## To do
Rewrite every line of the records below as a numbered list, leaving out any blank lines.

## Records for the exercise

============

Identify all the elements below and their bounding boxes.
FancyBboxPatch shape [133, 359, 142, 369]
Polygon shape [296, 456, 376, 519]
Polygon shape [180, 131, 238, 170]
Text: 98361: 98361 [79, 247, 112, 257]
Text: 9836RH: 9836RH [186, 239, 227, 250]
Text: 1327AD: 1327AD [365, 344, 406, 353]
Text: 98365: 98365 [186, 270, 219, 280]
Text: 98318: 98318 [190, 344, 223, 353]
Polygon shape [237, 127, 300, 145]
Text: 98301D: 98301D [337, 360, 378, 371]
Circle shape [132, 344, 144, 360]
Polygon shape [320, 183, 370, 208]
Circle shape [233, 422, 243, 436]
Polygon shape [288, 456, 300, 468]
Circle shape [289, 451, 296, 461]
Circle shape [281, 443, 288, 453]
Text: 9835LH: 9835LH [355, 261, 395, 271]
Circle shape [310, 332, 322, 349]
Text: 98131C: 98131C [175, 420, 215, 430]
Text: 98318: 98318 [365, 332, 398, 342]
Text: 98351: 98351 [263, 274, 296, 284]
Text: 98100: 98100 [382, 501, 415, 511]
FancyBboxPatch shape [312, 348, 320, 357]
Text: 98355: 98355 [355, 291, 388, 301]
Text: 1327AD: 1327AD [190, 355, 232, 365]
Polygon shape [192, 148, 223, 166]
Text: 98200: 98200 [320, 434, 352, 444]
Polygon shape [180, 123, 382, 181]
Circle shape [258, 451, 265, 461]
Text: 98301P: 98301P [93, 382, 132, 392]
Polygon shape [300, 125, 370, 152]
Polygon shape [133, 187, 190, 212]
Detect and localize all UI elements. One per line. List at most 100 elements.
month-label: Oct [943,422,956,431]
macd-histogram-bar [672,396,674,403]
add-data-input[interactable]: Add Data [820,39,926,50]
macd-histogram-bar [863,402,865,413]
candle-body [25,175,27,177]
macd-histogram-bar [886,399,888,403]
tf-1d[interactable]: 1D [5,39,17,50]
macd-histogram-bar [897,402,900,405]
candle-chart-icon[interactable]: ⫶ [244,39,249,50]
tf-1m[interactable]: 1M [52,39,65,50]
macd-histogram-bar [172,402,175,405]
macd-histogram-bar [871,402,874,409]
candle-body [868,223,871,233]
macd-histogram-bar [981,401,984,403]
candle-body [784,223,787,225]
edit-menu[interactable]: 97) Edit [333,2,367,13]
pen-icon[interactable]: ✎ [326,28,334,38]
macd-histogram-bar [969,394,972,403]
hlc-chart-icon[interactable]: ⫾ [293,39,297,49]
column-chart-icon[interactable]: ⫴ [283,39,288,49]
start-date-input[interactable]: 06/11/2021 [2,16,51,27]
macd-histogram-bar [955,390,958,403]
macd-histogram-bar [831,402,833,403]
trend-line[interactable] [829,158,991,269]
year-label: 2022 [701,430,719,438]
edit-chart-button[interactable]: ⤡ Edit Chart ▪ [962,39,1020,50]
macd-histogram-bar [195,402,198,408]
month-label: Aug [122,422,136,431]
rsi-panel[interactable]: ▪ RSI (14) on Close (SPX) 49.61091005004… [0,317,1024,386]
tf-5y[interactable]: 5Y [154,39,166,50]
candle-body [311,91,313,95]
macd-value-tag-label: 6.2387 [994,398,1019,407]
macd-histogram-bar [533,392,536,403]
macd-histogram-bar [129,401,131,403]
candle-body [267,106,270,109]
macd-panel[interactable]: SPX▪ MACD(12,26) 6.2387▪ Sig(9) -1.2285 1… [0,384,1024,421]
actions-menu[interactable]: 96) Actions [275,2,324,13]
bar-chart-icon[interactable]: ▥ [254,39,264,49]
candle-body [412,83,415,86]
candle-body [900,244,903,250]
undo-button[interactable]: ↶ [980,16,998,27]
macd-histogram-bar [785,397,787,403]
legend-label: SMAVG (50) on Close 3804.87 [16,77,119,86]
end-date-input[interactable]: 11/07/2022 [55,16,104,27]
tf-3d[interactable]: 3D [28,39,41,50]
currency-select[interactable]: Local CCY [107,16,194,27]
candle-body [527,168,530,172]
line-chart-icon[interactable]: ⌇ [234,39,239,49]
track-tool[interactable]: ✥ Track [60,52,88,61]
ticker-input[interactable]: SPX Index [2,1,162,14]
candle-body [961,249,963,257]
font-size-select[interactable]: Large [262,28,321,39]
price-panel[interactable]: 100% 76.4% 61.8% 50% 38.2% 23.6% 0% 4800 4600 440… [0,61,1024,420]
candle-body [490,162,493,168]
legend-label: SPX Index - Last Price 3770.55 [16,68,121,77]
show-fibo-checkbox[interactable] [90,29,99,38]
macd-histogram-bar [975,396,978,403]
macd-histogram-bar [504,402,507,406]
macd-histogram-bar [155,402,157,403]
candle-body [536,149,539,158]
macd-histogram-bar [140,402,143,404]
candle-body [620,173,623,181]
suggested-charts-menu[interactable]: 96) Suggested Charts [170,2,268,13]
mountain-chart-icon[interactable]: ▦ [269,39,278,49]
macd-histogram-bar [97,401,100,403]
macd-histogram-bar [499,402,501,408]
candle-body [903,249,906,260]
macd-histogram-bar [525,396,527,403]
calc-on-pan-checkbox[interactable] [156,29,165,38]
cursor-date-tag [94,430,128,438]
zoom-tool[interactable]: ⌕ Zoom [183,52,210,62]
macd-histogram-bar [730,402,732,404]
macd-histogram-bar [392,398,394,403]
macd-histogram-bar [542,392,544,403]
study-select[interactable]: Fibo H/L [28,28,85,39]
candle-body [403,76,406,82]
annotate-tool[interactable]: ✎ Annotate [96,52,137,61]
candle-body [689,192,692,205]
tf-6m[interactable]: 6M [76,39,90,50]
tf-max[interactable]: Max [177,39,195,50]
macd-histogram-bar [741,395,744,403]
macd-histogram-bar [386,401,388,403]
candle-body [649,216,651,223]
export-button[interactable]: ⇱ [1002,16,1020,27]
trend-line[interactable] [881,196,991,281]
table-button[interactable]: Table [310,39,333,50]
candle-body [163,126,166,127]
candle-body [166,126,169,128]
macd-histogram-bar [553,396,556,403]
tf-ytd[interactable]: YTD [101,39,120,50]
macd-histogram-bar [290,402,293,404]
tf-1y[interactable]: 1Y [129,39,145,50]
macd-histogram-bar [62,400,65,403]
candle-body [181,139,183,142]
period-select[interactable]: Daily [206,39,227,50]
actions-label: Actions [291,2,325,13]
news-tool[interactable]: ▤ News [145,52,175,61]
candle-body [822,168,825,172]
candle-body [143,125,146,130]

============

## Completed exercise
1. Identify all the elements below and their bounding boxes.
2. FancyBboxPatch shape [133, 359, 142, 369]
3. Polygon shape [296, 456, 376, 519]
4. Polygon shape [180, 131, 238, 170]
5. Text: 98361: 98361 [79, 247, 112, 257]
6. Text: 9836RH: 9836RH [186, 239, 227, 250]
7. Text: 1327AD: 1327AD [365, 344, 406, 353]
8. Text: 98365: 98365 [186, 270, 219, 280]
9. Text: 98318: 98318 [190, 344, 223, 353]
10. Polygon shape [237, 127, 300, 145]
11. Text: 98301D: 98301D [337, 360, 378, 371]
12. Circle shape [132, 344, 144, 360]
13. Polygon shape [320, 183, 370, 208]
14. Circle shape [233, 422, 243, 436]
15. Polygon shape [288, 456, 300, 468]
16. Circle shape [289, 451, 296, 461]
17. Circle shape [281, 443, 288, 453]
18. Text: 9835LH: 9835LH [355, 261, 395, 271]
19. Circle shape [310, 332, 322, 349]
20. Text: 98131C: 98131C [175, 420, 215, 430]
21. Text: 98318: 98318 [365, 332, 398, 342]
22. Text: 98351: 98351 [263, 274, 296, 284]
23. Text: 98100: 98100 [382, 501, 415, 511]
24. FancyBboxPatch shape [312, 348, 320, 357]
25. Text: 98355: 98355 [355, 291, 388, 301]
26. Text: 1327AD: 1327AD [190, 355, 232, 365]
27. Polygon shape [192, 148, 223, 166]
28. Text: 98200: 98200 [320, 434, 352, 444]
29. Polygon shape [180, 123, 382, 181]
30. Circle shape [258, 451, 265, 461]
31. Text: 98301P: 98301P [93, 382, 132, 392]
32. Polygon shape [300, 125, 370, 152]
33. Polygon shape [133, 187, 190, 212]
34. Detect and localize all UI elements. One per line. List at most 100 elements.
35. month-label: Oct [943,422,956,431]
36. macd-histogram-bar [672,396,674,403]
37. add-data-input[interactable]: Add Data [820,39,926,50]
38. macd-histogram-bar [863,402,865,413]
39. candle-body [25,175,27,177]
40. macd-histogram-bar [886,399,888,403]
41. tf-1d[interactable]: 1D [5,39,17,50]
42. macd-histogram-bar [897,402,900,405]
43. candle-chart-icon[interactable]: ⫶ [244,39,249,50]
44. tf-1m[interactable]: 1M [52,39,65,50]
45. macd-histogram-bar [172,402,175,405]
46. macd-histogram-bar [871,402,874,409]
47. candle-body [868,223,871,233]
48. macd-histogram-bar [981,401,984,403]
49. candle-body [784,223,787,225]
50. edit-menu[interactable]: 97) Edit [333,2,367,13]
51. pen-icon[interactable]: ✎ [326,28,334,38]
52. macd-histogram-bar [969,394,972,403]
53. hlc-chart-icon[interactable]: ⫾ [293,39,297,49]
54. column-chart-icon[interactable]: ⫴ [283,39,288,49]
55. start-date-input[interactable]: 06/11/2021 [2,16,51,27]
56. macd-histogram-bar [955,390,958,403]
57. macd-histogram-bar [831,402,833,403]
58. trend-line[interactable] [829,158,991,269]
59. year-label: 2022 [701,430,719,438]
60. edit-chart-button[interactable]: ⤡ Edit Chart ▪ [962,39,1020,50]
61. macd-histogram-bar [195,402,198,408]
62. month-label: Aug [122,422,136,431]
63. rsi-panel[interactable]: ▪ RSI (14) on Close (SPX) 49.61091005004… [0,317,1024,386]
64. tf-5y[interactable]: 5Y [154,39,166,50]
65. candle-body [311,91,313,95]
66. macd-value-tag-label: 6.2387 [994,398,1019,407]
67. macd-histogram-bar [533,392,536,403]
68. macd-histogram-bar [129,401,131,403]
69. candle-body [267,106,270,109]
70. macd-panel[interactable]: SPX▪ MACD(12,26) 6.2387▪ Sig(9) -1.2285 1… [0,384,1024,421]
71. actions-menu[interactable]: 96) Actions [275,2,324,13]
72. bar-chart-icon[interactable]: ▥ [254,39,264,49]
73. candle-body [412,83,415,86]
74. candle-body [900,244,903,250]
75. undo-button[interactable]: ↶ [980,16,998,27]
76. macd-histogram-bar [785,397,787,403]
77. legend-label: SMAVG (50) on Close 3804.87 [16,77,119,86]
78. end-date-input[interactable]: 11/07/2022 [55,16,104,27]
79. tf-3d[interactable]: 3D [28,39,41,50]
80. currency-select[interactable]: Local CCY [107,16,194,27]
81. candle-body [527,168,530,172]
82. line-chart-icon[interactable]: ⌇ [234,39,239,49]
83. track-tool[interactable]: ✥ Track [60,52,88,61]
84. ticker-input[interactable]: SPX Index [2,1,162,14]
85. candle-body [961,249,963,257]
86. font-size-select[interactable]: Large [262,28,321,39]
87. price-panel[interactable]: 100% 76.4% 61.8% 50% 38.2% 23.6% 0% 4800 4600 440… [0,61,1024,420]
88. candle-body [490,162,493,168]
89. legend-label: SPX Index - Last Price 3770.55 [16,68,121,77]
90. show-fibo-checkbox[interactable] [90,29,99,38]
91. macd-histogram-bar [975,396,978,403]
92. macd-histogram-bar [504,402,507,406]
93. macd-histogram-bar [155,402,157,403]
94. candle-body [536,149,539,158]
95. macd-histogram-bar [140,402,143,404]
96. candle-body [620,173,623,181]
97. suggested-charts-menu[interactable]: 96) Suggested Charts [170,2,268,13]
98. mountain-chart-icon[interactable]: ▦ [269,39,278,49]
99. macd-histogram-bar [97,401,100,403]
100. macd-histogram-bar [499,402,501,408]
101. candle-body [903,249,906,260]
102. macd-histogram-bar [525,396,527,403]
103. calc-on-pan-checkbox[interactable] [156,29,165,38]
104. cursor-date-tag [94,430,128,438]
105. zoom-tool[interactable]: ⌕ Zoom [183,52,210,62]
106. macd-histogram-bar [730,402,732,404]
107. macd-histogram-bar [392,398,394,403]
108. macd-histogram-bar [542,392,544,403]
109. study-select[interactable]: Fibo H/L [28,28,85,39]
110. candle-body [403,76,406,82]
111. annotate-tool[interactable]: ✎ Annotate [96,52,137,61]
112. candle-body [689,192,692,205]
113. tf-6m[interactable]: 6M [76,39,90,50]
114. tf-max[interactable]: Max [177,39,195,50]
115. macd-histogram-bar [741,395,744,403]
116. macd-histogram-bar [386,401,388,403]
117. candle-body [649,216,651,223]
118. export-button[interactable]: ⇱ [1002,16,1020,27]
119. trend-line[interactable] [881,196,991,281]
120. table-button[interactable]: Table [310,39,333,50]
121. candle-body [163,126,166,127]
122. candle-body [166,126,169,128]
123. macd-histogram-bar [553,396,556,403]
124. tf-ytd[interactable]: YTD [101,39,120,50]
125. macd-histogram-bar [290,402,293,404]
126. tf-1y[interactable]: 1Y [129,39,145,50]
127. macd-histogram-bar [62,400,65,403]
128. candle-body [181,139,183,142]
129. period-select[interactable]: Daily [206,39,227,50]
130. actions-label: Actions [291,2,325,13]
131. news-tool[interactable]: ▤ News [145,52,175,61]
132. candle-body [822,168,825,172]
133. candle-body [143,125,146,130]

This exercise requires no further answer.